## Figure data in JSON
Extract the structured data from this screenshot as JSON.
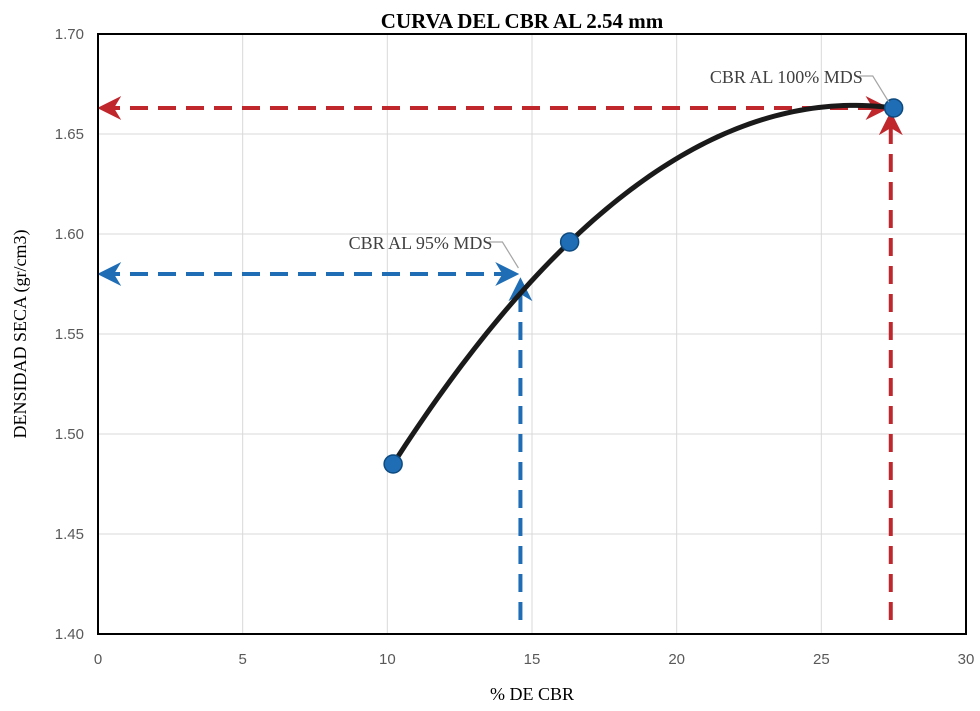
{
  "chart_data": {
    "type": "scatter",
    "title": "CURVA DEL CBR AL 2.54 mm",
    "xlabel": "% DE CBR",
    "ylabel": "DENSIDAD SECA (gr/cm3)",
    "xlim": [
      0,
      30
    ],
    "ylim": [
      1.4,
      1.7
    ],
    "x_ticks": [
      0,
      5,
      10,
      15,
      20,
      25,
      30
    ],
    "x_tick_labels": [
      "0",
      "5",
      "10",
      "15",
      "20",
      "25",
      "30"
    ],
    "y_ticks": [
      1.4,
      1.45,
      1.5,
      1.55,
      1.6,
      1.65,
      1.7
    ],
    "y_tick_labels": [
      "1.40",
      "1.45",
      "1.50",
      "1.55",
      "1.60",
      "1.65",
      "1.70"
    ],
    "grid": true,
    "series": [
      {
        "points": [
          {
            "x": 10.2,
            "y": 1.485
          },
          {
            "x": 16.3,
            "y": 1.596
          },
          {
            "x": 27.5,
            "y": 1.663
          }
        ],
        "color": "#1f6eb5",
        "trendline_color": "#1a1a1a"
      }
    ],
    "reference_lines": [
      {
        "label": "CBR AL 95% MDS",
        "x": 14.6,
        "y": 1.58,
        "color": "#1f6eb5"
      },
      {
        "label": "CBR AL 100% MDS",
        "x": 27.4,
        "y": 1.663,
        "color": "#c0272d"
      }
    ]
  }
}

## Work to be completed
Repeat the entries exactly and keep the pictures out of the copy.

## Right answer
Extract the structured data from this screenshot as JSON.
{
  "chart_data": {
    "type": "scatter",
    "title": "CURVA DEL CBR AL 2.54 mm",
    "xlabel": "% DE CBR",
    "ylabel": "DENSIDAD SECA (gr/cm3)",
    "xlim": [
      0,
      30
    ],
    "ylim": [
      1.4,
      1.7
    ],
    "x_ticks": [
      0,
      5,
      10,
      15,
      20,
      25,
      30
    ],
    "x_tick_labels": [
      "0",
      "5",
      "10",
      "15",
      "20",
      "25",
      "30"
    ],
    "y_ticks": [
      1.4,
      1.45,
      1.5,
      1.55,
      1.6,
      1.65,
      1.7
    ],
    "y_tick_labels": [
      "1.40",
      "1.45",
      "1.50",
      "1.55",
      "1.60",
      "1.65",
      "1.70"
    ],
    "grid": true,
    "series": [
      {
        "points": [
          {
            "x": 10.2,
            "y": 1.485
          },
          {
            "x": 16.3,
            "y": 1.596
          },
          {
            "x": 27.5,
            "y": 1.663
          }
        ],
        "color": "#1f6eb5",
        "trendline_color": "#1a1a1a"
      }
    ],
    "reference_lines": [
      {
        "label": "CBR AL 95% MDS",
        "x": 14.6,
        "y": 1.58,
        "color": "#1f6eb5"
      },
      {
        "label": "CBR AL 100% MDS",
        "x": 27.4,
        "y": 1.663,
        "color": "#c0272d"
      }
    ]
  }
}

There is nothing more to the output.